Begin
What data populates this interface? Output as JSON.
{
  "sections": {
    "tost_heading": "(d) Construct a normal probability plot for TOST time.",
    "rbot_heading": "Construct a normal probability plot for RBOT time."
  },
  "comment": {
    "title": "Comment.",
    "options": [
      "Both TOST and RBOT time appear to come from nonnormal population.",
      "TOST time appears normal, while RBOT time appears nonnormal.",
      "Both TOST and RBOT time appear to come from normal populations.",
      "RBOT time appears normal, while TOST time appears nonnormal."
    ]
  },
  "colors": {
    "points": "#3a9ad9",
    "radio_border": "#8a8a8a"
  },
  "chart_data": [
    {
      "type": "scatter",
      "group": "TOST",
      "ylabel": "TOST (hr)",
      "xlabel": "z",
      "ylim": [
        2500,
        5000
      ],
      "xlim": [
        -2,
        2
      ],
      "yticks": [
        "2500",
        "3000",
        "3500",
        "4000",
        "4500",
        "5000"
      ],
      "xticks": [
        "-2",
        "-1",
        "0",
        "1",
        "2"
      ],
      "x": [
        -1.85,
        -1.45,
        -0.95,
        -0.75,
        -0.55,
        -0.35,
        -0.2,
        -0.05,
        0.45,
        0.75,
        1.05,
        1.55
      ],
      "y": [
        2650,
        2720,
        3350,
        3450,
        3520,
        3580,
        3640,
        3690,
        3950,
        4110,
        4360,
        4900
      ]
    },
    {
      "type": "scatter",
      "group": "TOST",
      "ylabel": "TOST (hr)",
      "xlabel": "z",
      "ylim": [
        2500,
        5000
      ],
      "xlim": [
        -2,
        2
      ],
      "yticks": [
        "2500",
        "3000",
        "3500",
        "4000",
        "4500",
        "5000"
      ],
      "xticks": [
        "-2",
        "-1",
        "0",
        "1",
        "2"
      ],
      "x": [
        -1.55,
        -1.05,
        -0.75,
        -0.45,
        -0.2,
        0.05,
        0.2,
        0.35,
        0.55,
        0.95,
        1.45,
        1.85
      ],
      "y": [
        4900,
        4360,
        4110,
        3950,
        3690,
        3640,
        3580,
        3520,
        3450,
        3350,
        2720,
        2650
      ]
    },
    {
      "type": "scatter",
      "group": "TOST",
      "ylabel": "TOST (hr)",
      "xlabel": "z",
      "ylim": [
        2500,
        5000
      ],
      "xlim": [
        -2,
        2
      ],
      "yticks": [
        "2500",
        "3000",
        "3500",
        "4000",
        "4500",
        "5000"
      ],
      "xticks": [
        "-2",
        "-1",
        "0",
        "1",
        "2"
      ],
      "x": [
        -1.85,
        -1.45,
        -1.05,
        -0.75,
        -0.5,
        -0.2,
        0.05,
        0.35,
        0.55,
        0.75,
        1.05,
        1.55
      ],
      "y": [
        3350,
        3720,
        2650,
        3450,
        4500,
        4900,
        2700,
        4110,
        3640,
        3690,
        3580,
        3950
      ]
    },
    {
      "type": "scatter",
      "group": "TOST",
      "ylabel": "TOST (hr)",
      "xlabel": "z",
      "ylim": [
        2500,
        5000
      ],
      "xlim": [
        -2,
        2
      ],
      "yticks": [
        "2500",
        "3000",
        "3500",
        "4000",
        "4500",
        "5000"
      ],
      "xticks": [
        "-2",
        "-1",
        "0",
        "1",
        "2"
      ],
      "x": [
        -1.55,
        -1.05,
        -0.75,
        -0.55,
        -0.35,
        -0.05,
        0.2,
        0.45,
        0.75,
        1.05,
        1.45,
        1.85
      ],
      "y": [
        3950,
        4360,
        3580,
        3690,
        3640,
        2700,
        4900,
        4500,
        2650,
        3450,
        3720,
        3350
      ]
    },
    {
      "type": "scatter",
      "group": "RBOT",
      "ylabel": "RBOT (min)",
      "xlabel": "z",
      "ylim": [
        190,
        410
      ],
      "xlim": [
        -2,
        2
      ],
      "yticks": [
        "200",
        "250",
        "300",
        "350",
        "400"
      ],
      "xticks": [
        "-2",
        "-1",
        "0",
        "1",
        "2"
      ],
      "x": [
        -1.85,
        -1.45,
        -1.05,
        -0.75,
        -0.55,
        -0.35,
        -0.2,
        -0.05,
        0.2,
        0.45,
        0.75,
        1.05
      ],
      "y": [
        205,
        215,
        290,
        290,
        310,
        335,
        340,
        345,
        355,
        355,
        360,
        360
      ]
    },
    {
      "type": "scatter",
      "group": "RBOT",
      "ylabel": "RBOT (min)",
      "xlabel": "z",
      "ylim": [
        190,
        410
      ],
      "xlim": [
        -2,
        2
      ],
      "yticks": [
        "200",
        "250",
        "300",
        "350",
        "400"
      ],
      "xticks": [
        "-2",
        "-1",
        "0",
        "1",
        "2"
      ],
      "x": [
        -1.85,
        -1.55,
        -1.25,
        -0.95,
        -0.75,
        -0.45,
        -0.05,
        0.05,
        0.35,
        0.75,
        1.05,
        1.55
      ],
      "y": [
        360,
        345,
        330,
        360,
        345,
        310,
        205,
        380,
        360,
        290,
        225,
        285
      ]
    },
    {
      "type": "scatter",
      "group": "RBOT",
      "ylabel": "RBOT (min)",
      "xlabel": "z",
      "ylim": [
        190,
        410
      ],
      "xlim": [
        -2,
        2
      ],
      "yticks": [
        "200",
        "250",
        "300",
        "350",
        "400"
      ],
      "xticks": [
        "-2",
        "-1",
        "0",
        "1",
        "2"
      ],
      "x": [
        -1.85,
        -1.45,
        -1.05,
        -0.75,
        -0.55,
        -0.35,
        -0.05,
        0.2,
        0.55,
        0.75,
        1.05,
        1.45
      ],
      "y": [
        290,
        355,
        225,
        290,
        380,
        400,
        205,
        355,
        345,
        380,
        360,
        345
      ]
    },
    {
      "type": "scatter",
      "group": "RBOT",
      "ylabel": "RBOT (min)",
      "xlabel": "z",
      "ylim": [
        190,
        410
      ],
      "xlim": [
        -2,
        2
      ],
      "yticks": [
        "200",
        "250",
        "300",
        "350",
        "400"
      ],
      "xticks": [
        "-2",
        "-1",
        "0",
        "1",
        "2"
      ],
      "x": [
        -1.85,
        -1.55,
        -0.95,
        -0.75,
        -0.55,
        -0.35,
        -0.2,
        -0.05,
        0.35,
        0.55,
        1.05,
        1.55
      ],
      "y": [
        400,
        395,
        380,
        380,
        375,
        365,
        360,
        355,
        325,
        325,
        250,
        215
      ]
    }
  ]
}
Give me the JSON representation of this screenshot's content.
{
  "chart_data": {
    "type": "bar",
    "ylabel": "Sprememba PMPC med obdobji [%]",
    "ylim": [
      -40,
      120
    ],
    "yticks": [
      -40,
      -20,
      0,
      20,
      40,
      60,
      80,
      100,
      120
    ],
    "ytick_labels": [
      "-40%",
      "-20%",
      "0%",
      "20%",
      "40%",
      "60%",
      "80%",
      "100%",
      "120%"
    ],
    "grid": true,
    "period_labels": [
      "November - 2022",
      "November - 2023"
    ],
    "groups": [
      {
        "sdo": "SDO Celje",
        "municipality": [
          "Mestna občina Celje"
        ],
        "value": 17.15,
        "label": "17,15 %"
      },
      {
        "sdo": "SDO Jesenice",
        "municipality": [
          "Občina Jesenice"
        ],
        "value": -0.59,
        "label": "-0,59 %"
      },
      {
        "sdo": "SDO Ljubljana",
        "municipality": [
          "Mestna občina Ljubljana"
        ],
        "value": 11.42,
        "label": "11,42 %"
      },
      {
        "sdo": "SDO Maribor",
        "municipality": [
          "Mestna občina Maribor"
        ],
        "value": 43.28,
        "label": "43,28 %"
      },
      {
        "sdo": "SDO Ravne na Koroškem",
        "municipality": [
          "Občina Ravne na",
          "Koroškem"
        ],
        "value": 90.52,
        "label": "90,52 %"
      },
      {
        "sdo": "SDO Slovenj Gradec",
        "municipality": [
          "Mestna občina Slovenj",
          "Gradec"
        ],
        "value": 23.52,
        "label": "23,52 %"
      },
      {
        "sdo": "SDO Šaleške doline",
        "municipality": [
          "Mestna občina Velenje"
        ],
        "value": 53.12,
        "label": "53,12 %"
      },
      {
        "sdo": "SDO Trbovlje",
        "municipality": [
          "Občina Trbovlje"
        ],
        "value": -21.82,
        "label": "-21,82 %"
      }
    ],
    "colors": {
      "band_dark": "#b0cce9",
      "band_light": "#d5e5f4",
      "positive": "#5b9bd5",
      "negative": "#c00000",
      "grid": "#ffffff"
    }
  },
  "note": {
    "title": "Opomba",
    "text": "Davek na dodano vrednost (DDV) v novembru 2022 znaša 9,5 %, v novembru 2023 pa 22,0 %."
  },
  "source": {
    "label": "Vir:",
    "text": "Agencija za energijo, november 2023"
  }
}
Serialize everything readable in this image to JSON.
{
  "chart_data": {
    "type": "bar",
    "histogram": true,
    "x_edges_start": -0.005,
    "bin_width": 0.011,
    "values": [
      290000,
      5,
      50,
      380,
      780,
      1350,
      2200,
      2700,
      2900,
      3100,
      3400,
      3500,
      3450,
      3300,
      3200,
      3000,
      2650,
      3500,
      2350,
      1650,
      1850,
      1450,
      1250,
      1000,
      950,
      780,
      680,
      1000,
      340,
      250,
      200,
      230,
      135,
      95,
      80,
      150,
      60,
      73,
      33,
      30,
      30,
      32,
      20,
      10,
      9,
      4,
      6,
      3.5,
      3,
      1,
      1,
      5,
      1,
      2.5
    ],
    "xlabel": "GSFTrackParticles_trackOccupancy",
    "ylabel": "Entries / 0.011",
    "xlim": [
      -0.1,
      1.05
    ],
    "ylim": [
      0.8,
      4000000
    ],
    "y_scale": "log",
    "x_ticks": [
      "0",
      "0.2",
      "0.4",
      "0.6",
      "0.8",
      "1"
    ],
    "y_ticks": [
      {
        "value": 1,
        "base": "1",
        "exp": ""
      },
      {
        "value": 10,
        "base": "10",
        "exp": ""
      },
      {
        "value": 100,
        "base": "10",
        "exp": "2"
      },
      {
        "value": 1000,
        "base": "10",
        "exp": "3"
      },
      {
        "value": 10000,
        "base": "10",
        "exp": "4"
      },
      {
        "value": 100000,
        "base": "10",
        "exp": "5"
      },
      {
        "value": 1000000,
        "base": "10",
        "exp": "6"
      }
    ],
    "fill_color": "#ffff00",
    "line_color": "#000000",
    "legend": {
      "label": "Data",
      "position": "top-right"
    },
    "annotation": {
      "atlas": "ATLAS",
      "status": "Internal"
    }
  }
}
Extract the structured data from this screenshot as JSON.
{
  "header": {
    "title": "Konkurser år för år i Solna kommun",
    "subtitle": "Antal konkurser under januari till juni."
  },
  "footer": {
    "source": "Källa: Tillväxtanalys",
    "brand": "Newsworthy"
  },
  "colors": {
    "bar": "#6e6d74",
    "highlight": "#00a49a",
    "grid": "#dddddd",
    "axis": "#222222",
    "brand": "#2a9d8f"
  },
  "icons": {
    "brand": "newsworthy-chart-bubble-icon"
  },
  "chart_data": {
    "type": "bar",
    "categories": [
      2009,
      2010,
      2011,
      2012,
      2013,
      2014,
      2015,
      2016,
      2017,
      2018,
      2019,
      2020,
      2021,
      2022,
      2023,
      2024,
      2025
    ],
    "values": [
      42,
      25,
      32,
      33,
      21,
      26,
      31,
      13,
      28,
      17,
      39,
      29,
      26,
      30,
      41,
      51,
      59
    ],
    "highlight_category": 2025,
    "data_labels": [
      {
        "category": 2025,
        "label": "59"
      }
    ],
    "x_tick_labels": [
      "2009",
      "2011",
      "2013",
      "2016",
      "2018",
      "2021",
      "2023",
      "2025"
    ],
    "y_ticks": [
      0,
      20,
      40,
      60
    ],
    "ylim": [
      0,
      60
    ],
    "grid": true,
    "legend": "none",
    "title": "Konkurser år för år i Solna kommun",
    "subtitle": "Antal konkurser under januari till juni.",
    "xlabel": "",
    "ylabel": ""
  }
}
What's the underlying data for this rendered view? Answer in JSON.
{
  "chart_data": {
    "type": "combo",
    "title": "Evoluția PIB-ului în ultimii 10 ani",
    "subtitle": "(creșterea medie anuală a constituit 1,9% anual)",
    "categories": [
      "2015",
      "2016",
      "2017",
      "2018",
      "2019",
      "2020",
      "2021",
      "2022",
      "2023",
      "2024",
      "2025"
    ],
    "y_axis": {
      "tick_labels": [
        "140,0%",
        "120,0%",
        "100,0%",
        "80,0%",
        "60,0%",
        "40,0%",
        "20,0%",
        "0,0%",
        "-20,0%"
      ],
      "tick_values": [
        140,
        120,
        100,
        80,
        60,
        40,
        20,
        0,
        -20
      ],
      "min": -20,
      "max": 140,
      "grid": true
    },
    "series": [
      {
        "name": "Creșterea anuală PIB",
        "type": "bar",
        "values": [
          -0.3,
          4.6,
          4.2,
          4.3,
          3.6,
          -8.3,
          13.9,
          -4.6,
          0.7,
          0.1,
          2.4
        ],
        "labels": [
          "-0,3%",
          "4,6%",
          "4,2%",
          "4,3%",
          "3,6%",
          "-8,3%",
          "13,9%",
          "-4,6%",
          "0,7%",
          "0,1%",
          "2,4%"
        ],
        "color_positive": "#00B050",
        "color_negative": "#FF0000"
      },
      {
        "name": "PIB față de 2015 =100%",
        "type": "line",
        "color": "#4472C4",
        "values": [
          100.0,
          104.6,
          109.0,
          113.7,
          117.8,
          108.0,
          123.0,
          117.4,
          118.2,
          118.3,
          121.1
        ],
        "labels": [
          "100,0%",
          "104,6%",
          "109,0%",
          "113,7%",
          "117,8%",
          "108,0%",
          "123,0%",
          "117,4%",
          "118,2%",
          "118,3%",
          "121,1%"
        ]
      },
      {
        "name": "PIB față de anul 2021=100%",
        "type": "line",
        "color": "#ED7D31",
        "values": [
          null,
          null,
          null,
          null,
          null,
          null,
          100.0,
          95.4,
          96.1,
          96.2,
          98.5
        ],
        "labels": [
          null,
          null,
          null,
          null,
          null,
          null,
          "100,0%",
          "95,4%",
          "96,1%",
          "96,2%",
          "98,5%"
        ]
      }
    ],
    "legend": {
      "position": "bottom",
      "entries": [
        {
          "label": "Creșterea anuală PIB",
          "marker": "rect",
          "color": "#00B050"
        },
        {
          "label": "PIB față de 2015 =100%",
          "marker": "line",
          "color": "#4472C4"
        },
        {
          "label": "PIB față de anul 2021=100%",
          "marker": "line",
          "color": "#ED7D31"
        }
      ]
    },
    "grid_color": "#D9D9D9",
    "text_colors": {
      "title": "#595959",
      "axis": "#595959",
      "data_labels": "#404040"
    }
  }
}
End
DIRECTIONS –
Pull out each line containing the word "Ljubljana" and copy it.

ANSWER IN FULL –
        "sdo": "SDO Ljubljana",
          "Mestna občina Ljubljana"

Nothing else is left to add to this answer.